:: DATA LISTING ::

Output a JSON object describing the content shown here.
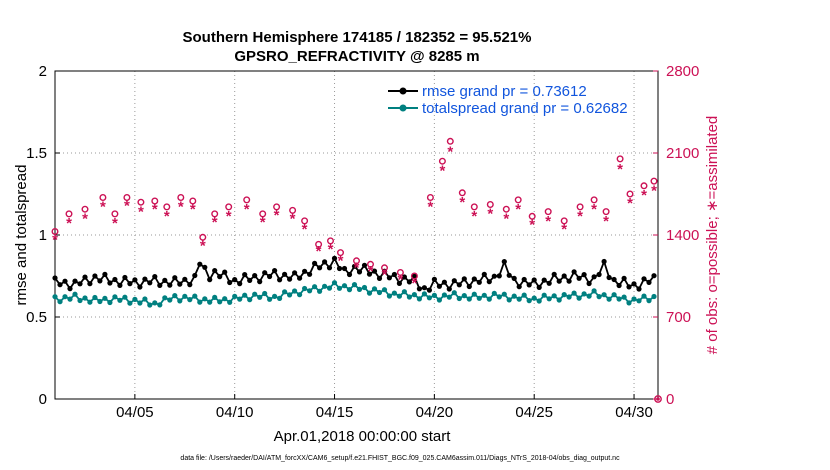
{
  "chart_data": {
    "type": "line",
    "title": "Southern Hemisphere 174185 / 182352 = 95.521%",
    "subtitle": "GPSRO_REFRACTIVITY @ 8285 m",
    "xlabel": "Apr.01,2018 00:00:00 start",
    "ylabel": "rmse and totalspread",
    "y2label": "# of obs: o=possible; ∗=assimilated",
    "xlim": [
      1,
      31.2
    ],
    "ylim": [
      0,
      2
    ],
    "y2lim": [
      0,
      2800
    ],
    "x_ticks": [
      5,
      10,
      15,
      20,
      25,
      30
    ],
    "x_tick_labels": [
      "04/05",
      "04/10",
      "04/15",
      "04/20",
      "04/25",
      "04/30"
    ],
    "y_ticks": [
      0,
      0.5,
      1,
      1.5,
      2
    ],
    "y_tick_labels": [
      "0",
      "0.5",
      "1",
      "1.5",
      "2"
    ],
    "y2_ticks": [
      0,
      700,
      1400,
      2100,
      2800
    ],
    "y2_tick_labels": [
      "0",
      "700",
      "1400",
      "2100",
      "2800"
    ],
    "grid": true,
    "legend_position": "top-right",
    "series": [
      {
        "name": "rmse grand pr = 0.73612",
        "axis": "left",
        "color": "#000000",
        "marker": "dot",
        "key_points": [
          [
            1,
            0.71
          ],
          [
            2,
            0.7
          ],
          [
            3,
            0.74
          ],
          [
            4,
            0.72
          ],
          [
            5,
            0.71
          ],
          [
            6,
            0.72
          ],
          [
            7,
            0.71
          ],
          [
            8,
            0.73
          ],
          [
            8.3,
            0.85
          ],
          [
            8.6,
            0.75
          ],
          [
            9,
            0.77
          ],
          [
            10,
            0.72
          ],
          [
            11,
            0.74
          ],
          [
            12,
            0.76
          ],
          [
            13,
            0.74
          ],
          [
            14,
            0.8
          ],
          [
            15,
            0.84
          ],
          [
            15.5,
            0.77
          ],
          [
            16,
            0.8
          ],
          [
            17,
            0.77
          ],
          [
            18,
            0.74
          ],
          [
            19,
            0.72
          ],
          [
            19.5,
            0.67
          ],
          [
            20,
            0.7
          ],
          [
            21,
            0.7
          ],
          [
            22,
            0.72
          ],
          [
            23,
            0.74
          ],
          [
            23.5,
            0.81
          ],
          [
            24,
            0.72
          ],
          [
            25,
            0.7
          ],
          [
            26,
            0.73
          ],
          [
            27,
            0.75
          ],
          [
            28,
            0.73
          ],
          [
            28.5,
            0.81
          ],
          [
            29,
            0.72
          ],
          [
            30,
            0.69
          ],
          [
            31,
            0.73
          ]
        ]
      },
      {
        "name": "totalspread grand pr = 0.62682",
        "axis": "left",
        "color": "#008080",
        "marker": "dot",
        "key_points": [
          [
            1,
            0.61
          ],
          [
            2,
            0.62
          ],
          [
            3,
            0.6
          ],
          [
            4,
            0.61
          ],
          [
            5,
            0.6
          ],
          [
            6,
            0.58
          ],
          [
            7,
            0.62
          ],
          [
            8,
            0.61
          ],
          [
            9,
            0.6
          ],
          [
            10,
            0.61
          ],
          [
            11,
            0.63
          ],
          [
            12,
            0.62
          ],
          [
            13,
            0.65
          ],
          [
            14,
            0.67
          ],
          [
            15,
            0.69
          ],
          [
            16,
            0.68
          ],
          [
            17,
            0.66
          ],
          [
            18,
            0.64
          ],
          [
            19,
            0.63
          ],
          [
            20,
            0.62
          ],
          [
            21,
            0.63
          ],
          [
            22,
            0.62
          ],
          [
            23,
            0.63
          ],
          [
            24,
            0.62
          ],
          [
            25,
            0.61
          ],
          [
            26,
            0.62
          ],
          [
            27,
            0.63
          ],
          [
            28,
            0.64
          ],
          [
            29,
            0.62
          ],
          [
            30,
            0.6
          ],
          [
            31,
            0.62
          ]
        ]
      },
      {
        "name": "possible",
        "axis": "right",
        "color": "#cc1155",
        "marker": "circle",
        "key_points": [
          [
            1,
            1430
          ],
          [
            1.7,
            1580
          ],
          [
            2.5,
            1620
          ],
          [
            3.4,
            1720
          ],
          [
            4,
            1580
          ],
          [
            4.6,
            1720
          ],
          [
            5.3,
            1680
          ],
          [
            6,
            1690
          ],
          [
            6.6,
            1640
          ],
          [
            7.3,
            1720
          ],
          [
            7.9,
            1690
          ],
          [
            8.4,
            1380
          ],
          [
            9,
            1580
          ],
          [
            9.7,
            1640
          ],
          [
            10.6,
            1700
          ],
          [
            11.4,
            1580
          ],
          [
            12.1,
            1640
          ],
          [
            12.9,
            1610
          ],
          [
            13.5,
            1520
          ],
          [
            14.2,
            1320
          ],
          [
            14.8,
            1350
          ],
          [
            15.3,
            1250
          ],
          [
            16.1,
            1180
          ],
          [
            16.8,
            1150
          ],
          [
            17.5,
            1120
          ],
          [
            18.3,
            1080
          ],
          [
            19,
            1050
          ],
          [
            19.8,
            1720
          ],
          [
            20.4,
            2030
          ],
          [
            20.8,
            2200
          ],
          [
            21.4,
            1760
          ],
          [
            22,
            1640
          ],
          [
            22.8,
            1660
          ],
          [
            23.6,
            1620
          ],
          [
            24.2,
            1700
          ],
          [
            24.9,
            1560
          ],
          [
            25.7,
            1600
          ],
          [
            26.5,
            1520
          ],
          [
            27.3,
            1640
          ],
          [
            28,
            1700
          ],
          [
            28.6,
            1600
          ],
          [
            29.3,
            2050
          ],
          [
            29.8,
            1750
          ],
          [
            30.5,
            1820
          ],
          [
            31,
            1860
          ]
        ]
      },
      {
        "name": "assimilated",
        "axis": "right",
        "color": "#cc1155",
        "marker": "asterisk",
        "key_points": [
          [
            1,
            1370
          ],
          [
            1.7,
            1510
          ],
          [
            2.5,
            1550
          ],
          [
            3.4,
            1650
          ],
          [
            4,
            1510
          ],
          [
            4.6,
            1660
          ],
          [
            5.3,
            1610
          ],
          [
            6,
            1630
          ],
          [
            6.6,
            1570
          ],
          [
            7.3,
            1650
          ],
          [
            7.9,
            1630
          ],
          [
            8.4,
            1320
          ],
          [
            9,
            1520
          ],
          [
            9.7,
            1570
          ],
          [
            10.6,
            1630
          ],
          [
            11.4,
            1520
          ],
          [
            12.1,
            1580
          ],
          [
            12.9,
            1550
          ],
          [
            13.5,
            1460
          ],
          [
            14.2,
            1270
          ],
          [
            14.8,
            1290
          ],
          [
            15.3,
            1190
          ],
          [
            16.1,
            1130
          ],
          [
            16.8,
            1100
          ],
          [
            17.5,
            1070
          ],
          [
            18.3,
            1030
          ],
          [
            19,
            1000
          ],
          [
            19.8,
            1650
          ],
          [
            20.4,
            1960
          ],
          [
            20.8,
            2120
          ],
          [
            21.4,
            1690
          ],
          [
            22,
            1570
          ],
          [
            22.8,
            1590
          ],
          [
            23.6,
            1550
          ],
          [
            24.2,
            1630
          ],
          [
            24.9,
            1500
          ],
          [
            25.7,
            1530
          ],
          [
            26.5,
            1460
          ],
          [
            27.3,
            1570
          ],
          [
            28,
            1630
          ],
          [
            28.6,
            1530
          ],
          [
            29.3,
            1970
          ],
          [
            29.8,
            1680
          ],
          [
            30.5,
            1750
          ],
          [
            31,
            1790
          ]
        ]
      }
    ]
  },
  "footer": {
    "data_file": "data file: /Users/raeder/DAI/ATM_forcXX/CAM6_setup/f.e21.FHIST_BGC.f09_025.CAM6assim.011/Diags_NTrS_2018-04/obs_diag_output.nc"
  }
}
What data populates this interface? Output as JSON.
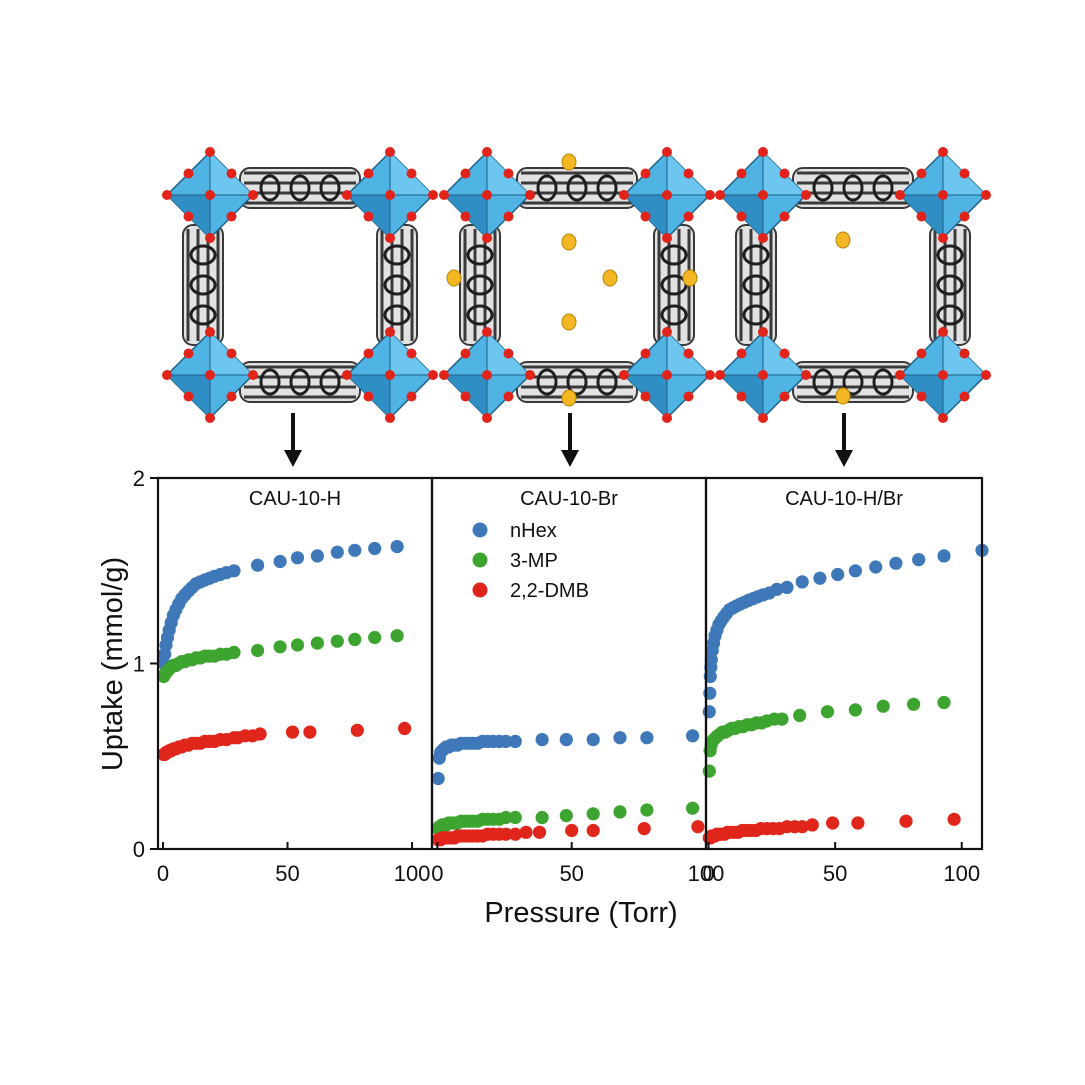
{
  "figure": {
    "structures": [
      {
        "variant": "CAU-10-H",
        "substituents": "none"
      },
      {
        "variant": "CAU-10-Br",
        "substituents": "all"
      },
      {
        "variant": "CAU-10-H/Br",
        "substituents": "partial"
      }
    ],
    "colors": {
      "polyhedron": "#4fb3e3",
      "polyhedron_dark": "#2f8fc4",
      "oxygen": "#e2231a",
      "carbon": "#3a3a3a",
      "bromine": "#f2b722",
      "arrow": "#111111"
    },
    "xlabel": "Pressure (Torr)",
    "ylabel": "Uptake (mmol/g)",
    "legend": {
      "entries": [
        "nHex",
        "3-MP",
        "2,2-DMB"
      ],
      "placement": "top-left of middle panel"
    }
  },
  "chart_data": [
    {
      "type": "scatter",
      "title": "CAU-10-H",
      "xlabel": "Pressure (Torr)",
      "ylabel": "Uptake (mmol/g)",
      "xlim": [
        -2,
        108
      ],
      "ylim": [
        0,
        2
      ],
      "xticks": [
        0,
        50,
        100
      ],
      "xtick_labels": [
        "0",
        "50",
        "100"
      ],
      "yticks": [
        0,
        1,
        2
      ],
      "ytick_labels": [
        "0",
        "1",
        "2"
      ],
      "series": [
        {
          "name": "nHex",
          "color": "#3f78b9",
          "x": [
            0.3,
            0.7,
            1.2,
            1.8,
            2.5,
            3.3,
            4.2,
            5.2,
            6.3,
            7.5,
            8.8,
            10.2,
            11.7,
            13.3,
            15,
            16.8,
            18.7,
            20.7,
            23,
            25.5,
            28.5,
            38,
            47,
            54,
            62,
            70,
            77,
            85,
            94
          ],
          "y": [
            1.0,
            1.05,
            1.1,
            1.14,
            1.18,
            1.22,
            1.26,
            1.29,
            1.32,
            1.35,
            1.37,
            1.39,
            1.41,
            1.43,
            1.44,
            1.45,
            1.46,
            1.47,
            1.48,
            1.49,
            1.5,
            1.53,
            1.55,
            1.57,
            1.58,
            1.6,
            1.61,
            1.62,
            1.63
          ]
        },
        {
          "name": "3-MP",
          "color": "#3da52f",
          "x": [
            0.3,
            0.7,
            1.2,
            1.8,
            2.5,
            3.3,
            4.2,
            5.2,
            6.3,
            7.5,
            8.8,
            10.2,
            11.7,
            13.3,
            15,
            16.8,
            18.7,
            20.7,
            23,
            25.5,
            28.5,
            38,
            47,
            54,
            62,
            70,
            77,
            85,
            94
          ],
          "y": [
            0.93,
            0.94,
            0.95,
            0.96,
            0.97,
            0.98,
            0.99,
            0.99,
            1.0,
            1.01,
            1.01,
            1.02,
            1.02,
            1.03,
            1.03,
            1.04,
            1.04,
            1.04,
            1.05,
            1.05,
            1.06,
            1.07,
            1.09,
            1.1,
            1.11,
            1.12,
            1.13,
            1.14,
            1.15
          ]
        },
        {
          "name": "2,2-DMB",
          "color": "#e0251b",
          "x": [
            0.3,
            0.7,
            1.2,
            1.8,
            2.5,
            3.3,
            4.2,
            5.2,
            6.3,
            7.5,
            8.8,
            10.2,
            11.7,
            13.3,
            15,
            16.8,
            18.7,
            20.7,
            23,
            25.5,
            28.5,
            30,
            33,
            36,
            39,
            52,
            59,
            78,
            97
          ],
          "y": [
            0.51,
            0.51,
            0.52,
            0.52,
            0.53,
            0.53,
            0.54,
            0.54,
            0.55,
            0.55,
            0.56,
            0.56,
            0.57,
            0.57,
            0.57,
            0.58,
            0.58,
            0.58,
            0.59,
            0.59,
            0.6,
            0.6,
            0.61,
            0.61,
            0.62,
            0.63,
            0.63,
            0.64,
            0.65
          ]
        }
      ]
    },
    {
      "type": "scatter",
      "title": "CAU-10-Br",
      "xlabel": "Pressure (Torr)",
      "ylabel": "Uptake (mmol/g)",
      "xlim": [
        -2,
        100
      ],
      "ylim": [
        0,
        2
      ],
      "xticks": [
        0,
        50,
        100
      ],
      "xtick_labels": [
        "0",
        "50",
        "100"
      ],
      "series": [
        {
          "name": "nHex",
          "color": "#3f78b9",
          "x": [
            0.3,
            0.7,
            1.2,
            1.8,
            2.5,
            3.3,
            4.2,
            5.2,
            6.3,
            7.5,
            8.8,
            10.2,
            11.7,
            13.3,
            15,
            16.8,
            18.7,
            20.7,
            23,
            25.5,
            29,
            39,
            48,
            58,
            68,
            78,
            95
          ],
          "y": [
            0.38,
            0.49,
            0.52,
            0.53,
            0.54,
            0.55,
            0.55,
            0.56,
            0.56,
            0.56,
            0.57,
            0.57,
            0.57,
            0.57,
            0.57,
            0.58,
            0.58,
            0.58,
            0.58,
            0.58,
            0.58,
            0.59,
            0.59,
            0.59,
            0.6,
            0.6,
            0.61
          ]
        },
        {
          "name": "3-MP",
          "color": "#3da52f",
          "x": [
            0.3,
            0.7,
            1.2,
            1.8,
            2.5,
            3.3,
            4.2,
            5.2,
            6.3,
            7.5,
            8.8,
            10.2,
            11.7,
            13.3,
            15,
            16.8,
            18.7,
            20.7,
            23,
            25.5,
            29,
            39,
            48,
            58,
            68,
            78,
            95
          ],
          "y": [
            0.11,
            0.12,
            0.12,
            0.13,
            0.13,
            0.13,
            0.14,
            0.14,
            0.14,
            0.14,
            0.15,
            0.15,
            0.15,
            0.15,
            0.15,
            0.16,
            0.16,
            0.16,
            0.16,
            0.17,
            0.17,
            0.17,
            0.18,
            0.19,
            0.2,
            0.21,
            0.22
          ]
        },
        {
          "name": "2,2-DMB",
          "color": "#e0251b",
          "x": [
            0.3,
            0.7,
            1.2,
            1.8,
            2.5,
            3.3,
            4.2,
            5.2,
            6.3,
            7.5,
            8.8,
            10.2,
            11.7,
            13.3,
            15,
            16.8,
            18.7,
            20.7,
            23,
            25.5,
            29,
            33,
            38,
            50,
            58,
            77,
            97
          ],
          "y": [
            0.05,
            0.05,
            0.05,
            0.06,
            0.06,
            0.06,
            0.06,
            0.06,
            0.06,
            0.07,
            0.07,
            0.07,
            0.07,
            0.07,
            0.07,
            0.07,
            0.08,
            0.08,
            0.08,
            0.08,
            0.08,
            0.09,
            0.09,
            0.1,
            0.1,
            0.11,
            0.12
          ]
        }
      ]
    },
    {
      "type": "scatter",
      "title": "CAU-10-H/Br",
      "xlabel": "Pressure (Torr)",
      "ylabel": "Uptake (mmol/g)",
      "xlim": [
        -1,
        108
      ],
      "ylim": [
        0,
        2
      ],
      "xticks": [
        0,
        50,
        100
      ],
      "xtick_labels": [
        "0",
        "50",
        "100"
      ],
      "series": [
        {
          "name": "nHex",
          "color": "#3f78b9",
          "x": [
            0.3,
            0.5,
            0.7,
            0.9,
            1.1,
            1.5,
            2.0,
            2.6,
            3.3,
            4.1,
            5.0,
            6.0,
            7.1,
            8.3,
            9.6,
            11.0,
            12.5,
            14.1,
            15.8,
            17.6,
            19.5,
            21.5,
            24,
            27,
            31,
            37,
            44,
            51,
            58,
            66,
            74,
            83,
            93,
            108
          ],
          "y": [
            0.74,
            0.84,
            0.93,
            0.98,
            1.02,
            1.07,
            1.11,
            1.15,
            1.18,
            1.21,
            1.23,
            1.25,
            1.27,
            1.29,
            1.3,
            1.31,
            1.32,
            1.33,
            1.34,
            1.35,
            1.36,
            1.37,
            1.38,
            1.4,
            1.41,
            1.44,
            1.46,
            1.48,
            1.5,
            1.52,
            1.54,
            1.56,
            1.58,
            1.61
          ]
        },
        {
          "name": "3-MP",
          "color": "#3da52f",
          "x": [
            0.3,
            0.6,
            1.0,
            1.5,
            2.1,
            2.8,
            3.6,
            4.5,
            5.5,
            6.6,
            7.8,
            9.1,
            10.5,
            12.0,
            13.6,
            15.3,
            17.1,
            19.0,
            21.0,
            23,
            26,
            29,
            36,
            47,
            58,
            69,
            81,
            93
          ],
          "y": [
            0.42,
            0.53,
            0.56,
            0.58,
            0.59,
            0.6,
            0.61,
            0.62,
            0.63,
            0.63,
            0.64,
            0.65,
            0.65,
            0.66,
            0.66,
            0.67,
            0.67,
            0.68,
            0.68,
            0.69,
            0.7,
            0.7,
            0.72,
            0.74,
            0.75,
            0.77,
            0.78,
            0.79
          ]
        },
        {
          "name": "2,2-DMB",
          "color": "#e0251b",
          "x": [
            0.3,
            0.7,
            1.2,
            1.8,
            2.5,
            3.3,
            4.2,
            5.2,
            6.3,
            7.5,
            8.8,
            10.2,
            11.7,
            13.3,
            15,
            16.8,
            18.7,
            20.7,
            23,
            25.5,
            28,
            31,
            34,
            37,
            41,
            49,
            59,
            78,
            97
          ],
          "y": [
            0.06,
            0.06,
            0.07,
            0.07,
            0.07,
            0.08,
            0.08,
            0.08,
            0.08,
            0.09,
            0.09,
            0.09,
            0.09,
            0.1,
            0.1,
            0.1,
            0.1,
            0.11,
            0.11,
            0.11,
            0.11,
            0.12,
            0.12,
            0.12,
            0.13,
            0.14,
            0.14,
            0.15,
            0.16
          ]
        }
      ]
    }
  ]
}
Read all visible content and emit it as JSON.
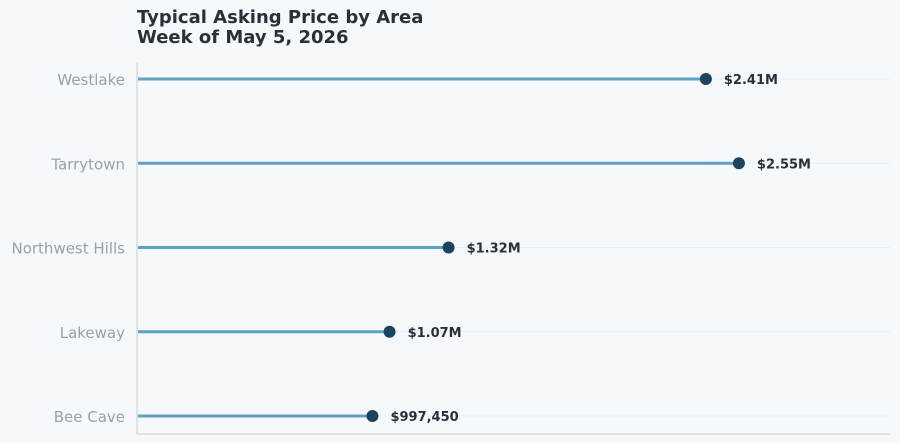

:::

-- DIRECTIONS --
Report the number of lines in the listing above that include the word "assimilated", and nothing else.

-- SOLUTION BELOW --
2